§ What you are asked to do
Retype without any change the lines starting at the one containing "Patent image size: (918, 413)." and ending at the one containing "The fluid stream velocity", including both of those lines.

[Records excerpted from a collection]

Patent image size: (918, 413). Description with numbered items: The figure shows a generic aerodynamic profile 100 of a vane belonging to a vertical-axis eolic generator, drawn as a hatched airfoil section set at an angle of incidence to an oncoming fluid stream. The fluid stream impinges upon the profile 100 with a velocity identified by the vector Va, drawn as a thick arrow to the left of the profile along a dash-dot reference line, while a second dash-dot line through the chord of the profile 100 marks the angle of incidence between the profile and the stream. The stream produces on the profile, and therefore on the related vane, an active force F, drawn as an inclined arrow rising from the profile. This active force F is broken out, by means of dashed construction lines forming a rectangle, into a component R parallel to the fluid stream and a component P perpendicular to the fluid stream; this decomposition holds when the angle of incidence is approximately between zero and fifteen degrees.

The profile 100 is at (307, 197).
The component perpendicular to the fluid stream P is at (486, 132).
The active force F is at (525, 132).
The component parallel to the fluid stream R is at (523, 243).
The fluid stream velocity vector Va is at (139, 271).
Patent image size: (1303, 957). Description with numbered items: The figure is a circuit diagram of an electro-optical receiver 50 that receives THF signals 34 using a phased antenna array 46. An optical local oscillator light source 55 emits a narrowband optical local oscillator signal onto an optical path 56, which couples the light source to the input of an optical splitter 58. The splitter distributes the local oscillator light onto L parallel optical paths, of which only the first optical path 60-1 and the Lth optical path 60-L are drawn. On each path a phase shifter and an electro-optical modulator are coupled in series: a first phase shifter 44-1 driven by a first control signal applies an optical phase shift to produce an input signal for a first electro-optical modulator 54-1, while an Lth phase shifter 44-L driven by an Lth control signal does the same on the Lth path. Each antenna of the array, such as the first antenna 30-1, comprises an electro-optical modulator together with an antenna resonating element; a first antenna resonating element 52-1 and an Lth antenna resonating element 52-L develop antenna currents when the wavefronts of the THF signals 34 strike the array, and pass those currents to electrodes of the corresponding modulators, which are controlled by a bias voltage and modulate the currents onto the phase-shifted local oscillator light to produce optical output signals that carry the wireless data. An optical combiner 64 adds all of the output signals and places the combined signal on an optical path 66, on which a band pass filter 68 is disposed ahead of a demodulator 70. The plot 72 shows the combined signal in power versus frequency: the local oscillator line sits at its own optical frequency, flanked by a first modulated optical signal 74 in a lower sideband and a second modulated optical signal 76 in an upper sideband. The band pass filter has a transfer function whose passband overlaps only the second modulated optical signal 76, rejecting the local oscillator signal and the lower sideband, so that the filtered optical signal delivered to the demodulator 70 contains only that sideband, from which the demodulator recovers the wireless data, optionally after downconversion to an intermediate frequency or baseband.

...

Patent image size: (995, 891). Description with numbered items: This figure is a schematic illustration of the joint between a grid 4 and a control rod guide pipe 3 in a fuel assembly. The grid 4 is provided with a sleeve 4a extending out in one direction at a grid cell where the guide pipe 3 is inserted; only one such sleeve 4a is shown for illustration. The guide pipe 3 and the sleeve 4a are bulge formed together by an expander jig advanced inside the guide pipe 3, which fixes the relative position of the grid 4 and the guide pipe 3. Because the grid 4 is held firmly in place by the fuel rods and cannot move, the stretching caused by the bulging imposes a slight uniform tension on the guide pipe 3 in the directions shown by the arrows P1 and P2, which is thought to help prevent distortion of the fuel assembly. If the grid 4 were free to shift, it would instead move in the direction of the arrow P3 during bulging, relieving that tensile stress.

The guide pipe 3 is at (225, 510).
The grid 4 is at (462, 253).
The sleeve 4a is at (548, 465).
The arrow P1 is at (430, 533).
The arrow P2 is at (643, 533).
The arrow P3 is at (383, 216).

---

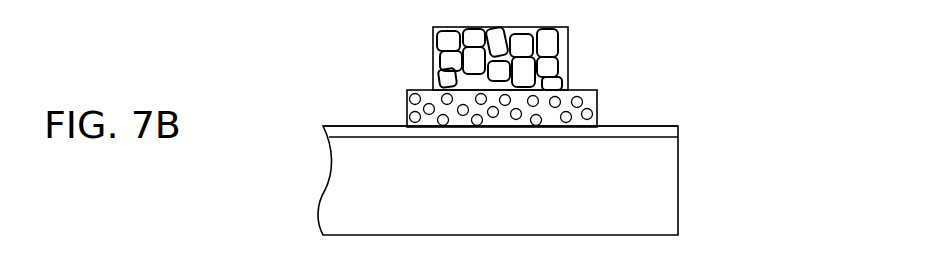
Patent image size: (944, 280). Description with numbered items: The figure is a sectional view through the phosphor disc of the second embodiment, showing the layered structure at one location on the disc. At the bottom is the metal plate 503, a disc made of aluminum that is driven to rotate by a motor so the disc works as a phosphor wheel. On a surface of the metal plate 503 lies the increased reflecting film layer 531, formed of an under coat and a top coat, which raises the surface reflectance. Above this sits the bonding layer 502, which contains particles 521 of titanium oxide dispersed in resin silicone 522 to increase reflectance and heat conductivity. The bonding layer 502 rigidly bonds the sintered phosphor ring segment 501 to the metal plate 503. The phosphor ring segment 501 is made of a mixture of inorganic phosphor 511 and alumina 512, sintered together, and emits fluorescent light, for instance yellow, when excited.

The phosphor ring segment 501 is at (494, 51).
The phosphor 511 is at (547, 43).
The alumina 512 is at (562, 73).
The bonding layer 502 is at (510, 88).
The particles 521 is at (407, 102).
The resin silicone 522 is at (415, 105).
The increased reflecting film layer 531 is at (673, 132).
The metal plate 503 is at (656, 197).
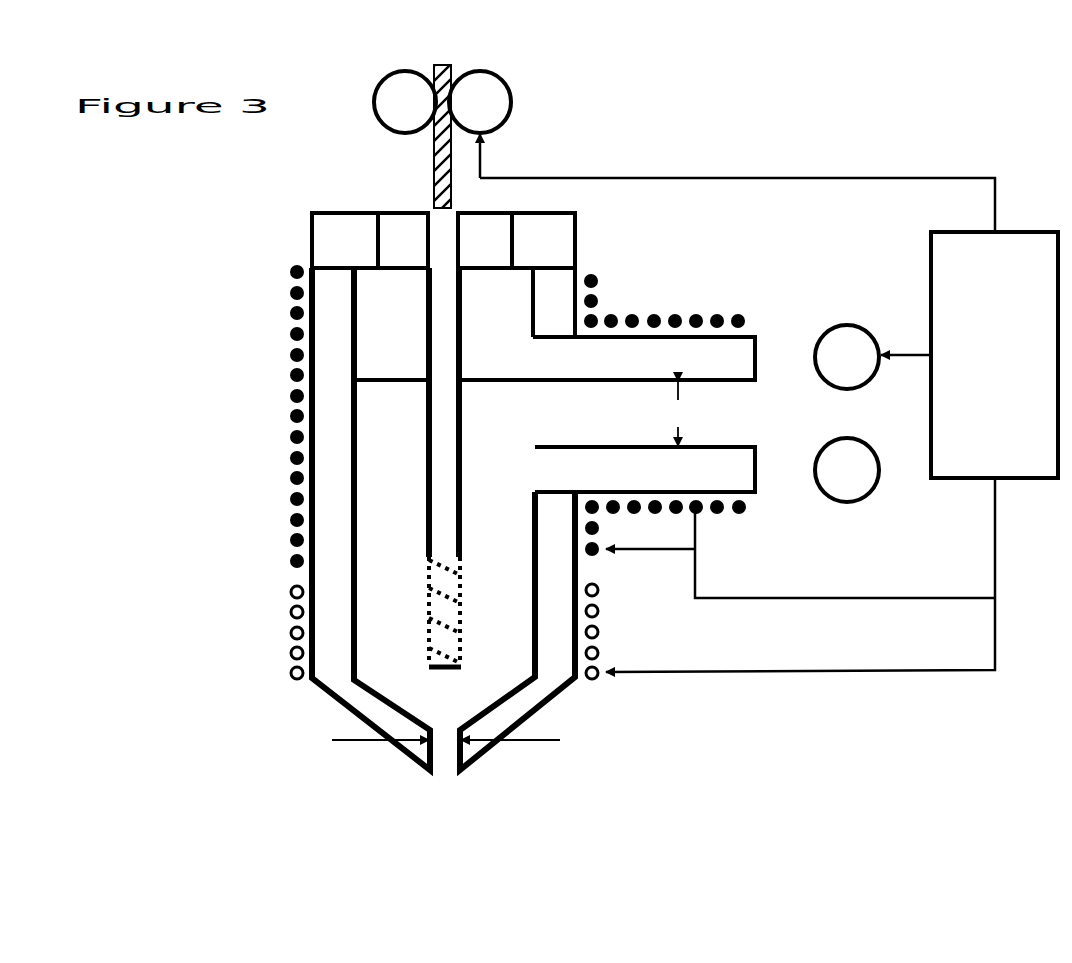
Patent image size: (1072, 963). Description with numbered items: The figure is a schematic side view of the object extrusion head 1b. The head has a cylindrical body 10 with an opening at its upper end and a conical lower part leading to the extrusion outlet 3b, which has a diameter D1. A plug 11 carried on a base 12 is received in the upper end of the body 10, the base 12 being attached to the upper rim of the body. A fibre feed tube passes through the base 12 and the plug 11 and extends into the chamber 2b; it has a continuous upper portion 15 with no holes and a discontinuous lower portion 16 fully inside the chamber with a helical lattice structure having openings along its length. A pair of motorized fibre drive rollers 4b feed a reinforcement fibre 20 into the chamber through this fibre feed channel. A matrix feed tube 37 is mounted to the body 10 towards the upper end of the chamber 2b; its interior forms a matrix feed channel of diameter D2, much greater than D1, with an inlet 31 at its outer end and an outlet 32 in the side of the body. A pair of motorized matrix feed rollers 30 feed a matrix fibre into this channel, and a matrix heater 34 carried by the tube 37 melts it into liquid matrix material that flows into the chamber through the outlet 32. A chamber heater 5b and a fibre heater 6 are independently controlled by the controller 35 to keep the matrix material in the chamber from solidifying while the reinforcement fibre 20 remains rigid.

§ Solution for this task
Patent image size: (918, 413). Description with numbered items: The figure shows a generic aerodynamic profile 100 of a vane belonging to a vertical-axis eolic generator, drawn as a hatched airfoil section set at an angle of incidence to an oncoming fluid stream. The fluid stream impinges upon the profile 100 with a velocity identified by the vector Va, drawn as a thick arrow to the left of the profile along a dash-dot reference line, while a second dash-dot line through the chord of the profile 100 marks the angle of incidence between the profile and the stream. The stream produces on the profile, and therefore on the related vane, an active force F, drawn as an inclined arrow rising from the profile. This active force F is broken out, by means of dashed construction lines forming a rectangle, into a component R parallel to the fluid stream and a component P perpendicular to the fluid stream; this decomposition holds when the angle of incidence is approximately between zero and fifteen degrees.

The profile 100 is at (307, 197).
The component perpendicular to the fluid stream P is at (486, 132).
The active force F is at (525, 132).
The component parallel to the fluid stream R is at (523, 243).
The fluid stream velocity vector Va is at (139, 271).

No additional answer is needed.